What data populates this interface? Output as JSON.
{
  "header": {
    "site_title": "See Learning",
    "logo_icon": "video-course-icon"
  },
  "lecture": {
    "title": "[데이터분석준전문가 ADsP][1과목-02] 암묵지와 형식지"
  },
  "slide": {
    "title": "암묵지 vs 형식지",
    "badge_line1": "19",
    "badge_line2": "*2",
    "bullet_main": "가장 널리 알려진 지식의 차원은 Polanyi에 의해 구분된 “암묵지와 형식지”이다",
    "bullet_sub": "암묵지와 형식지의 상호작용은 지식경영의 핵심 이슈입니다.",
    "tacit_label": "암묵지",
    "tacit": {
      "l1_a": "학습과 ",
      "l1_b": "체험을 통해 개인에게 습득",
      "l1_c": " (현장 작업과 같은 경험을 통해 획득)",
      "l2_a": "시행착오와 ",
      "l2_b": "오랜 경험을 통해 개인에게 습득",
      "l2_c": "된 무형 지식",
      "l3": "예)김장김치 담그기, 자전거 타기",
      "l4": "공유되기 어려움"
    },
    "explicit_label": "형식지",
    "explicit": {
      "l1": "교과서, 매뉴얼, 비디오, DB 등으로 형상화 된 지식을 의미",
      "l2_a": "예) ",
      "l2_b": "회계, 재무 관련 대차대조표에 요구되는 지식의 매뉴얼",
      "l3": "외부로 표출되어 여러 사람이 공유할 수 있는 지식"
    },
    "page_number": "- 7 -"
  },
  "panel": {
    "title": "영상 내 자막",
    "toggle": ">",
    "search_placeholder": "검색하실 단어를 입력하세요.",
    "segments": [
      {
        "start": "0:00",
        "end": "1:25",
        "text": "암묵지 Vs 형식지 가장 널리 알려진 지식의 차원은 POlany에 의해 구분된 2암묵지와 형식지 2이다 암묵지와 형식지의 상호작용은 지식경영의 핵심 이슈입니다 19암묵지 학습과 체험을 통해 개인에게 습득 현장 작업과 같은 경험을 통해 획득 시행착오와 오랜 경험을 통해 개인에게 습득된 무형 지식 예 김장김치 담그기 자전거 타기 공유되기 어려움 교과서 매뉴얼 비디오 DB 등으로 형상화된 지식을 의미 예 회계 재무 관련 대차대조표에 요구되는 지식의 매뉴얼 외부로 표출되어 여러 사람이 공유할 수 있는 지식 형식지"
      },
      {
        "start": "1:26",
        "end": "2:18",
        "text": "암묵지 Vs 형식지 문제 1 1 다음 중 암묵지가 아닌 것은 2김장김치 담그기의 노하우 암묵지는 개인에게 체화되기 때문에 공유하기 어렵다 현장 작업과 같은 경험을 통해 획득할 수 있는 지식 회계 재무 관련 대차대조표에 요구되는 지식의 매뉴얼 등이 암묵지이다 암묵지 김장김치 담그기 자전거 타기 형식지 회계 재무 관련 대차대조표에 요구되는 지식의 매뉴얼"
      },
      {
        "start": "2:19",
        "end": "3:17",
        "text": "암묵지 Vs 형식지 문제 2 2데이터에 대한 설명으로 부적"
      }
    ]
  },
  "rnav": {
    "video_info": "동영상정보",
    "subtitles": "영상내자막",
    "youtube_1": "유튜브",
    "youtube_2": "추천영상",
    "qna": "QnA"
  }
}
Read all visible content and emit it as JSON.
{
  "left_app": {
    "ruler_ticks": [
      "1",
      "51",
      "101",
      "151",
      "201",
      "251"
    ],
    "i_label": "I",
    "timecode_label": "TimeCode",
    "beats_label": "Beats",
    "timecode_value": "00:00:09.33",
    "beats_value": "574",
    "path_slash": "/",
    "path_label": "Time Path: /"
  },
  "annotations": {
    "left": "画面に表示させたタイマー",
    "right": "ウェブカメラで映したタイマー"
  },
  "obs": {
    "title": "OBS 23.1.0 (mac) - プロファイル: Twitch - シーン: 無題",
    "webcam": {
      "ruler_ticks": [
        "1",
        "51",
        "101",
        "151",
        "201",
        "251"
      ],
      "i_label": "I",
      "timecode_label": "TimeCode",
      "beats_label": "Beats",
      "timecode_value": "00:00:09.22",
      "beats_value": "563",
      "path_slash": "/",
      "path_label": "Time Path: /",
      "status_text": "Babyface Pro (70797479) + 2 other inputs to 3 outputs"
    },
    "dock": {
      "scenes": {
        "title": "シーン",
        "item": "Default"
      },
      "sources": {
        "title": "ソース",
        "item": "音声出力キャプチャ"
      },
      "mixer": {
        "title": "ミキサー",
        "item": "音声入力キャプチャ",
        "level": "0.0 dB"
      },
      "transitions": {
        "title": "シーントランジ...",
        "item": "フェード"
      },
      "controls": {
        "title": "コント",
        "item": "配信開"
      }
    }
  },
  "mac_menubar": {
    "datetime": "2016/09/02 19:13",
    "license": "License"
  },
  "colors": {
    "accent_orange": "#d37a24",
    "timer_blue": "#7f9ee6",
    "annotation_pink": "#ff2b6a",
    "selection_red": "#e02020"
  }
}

++++++++++

▶ What you will do
Count each line with "item" in it and report that figure by itself.

▶ Finished task
5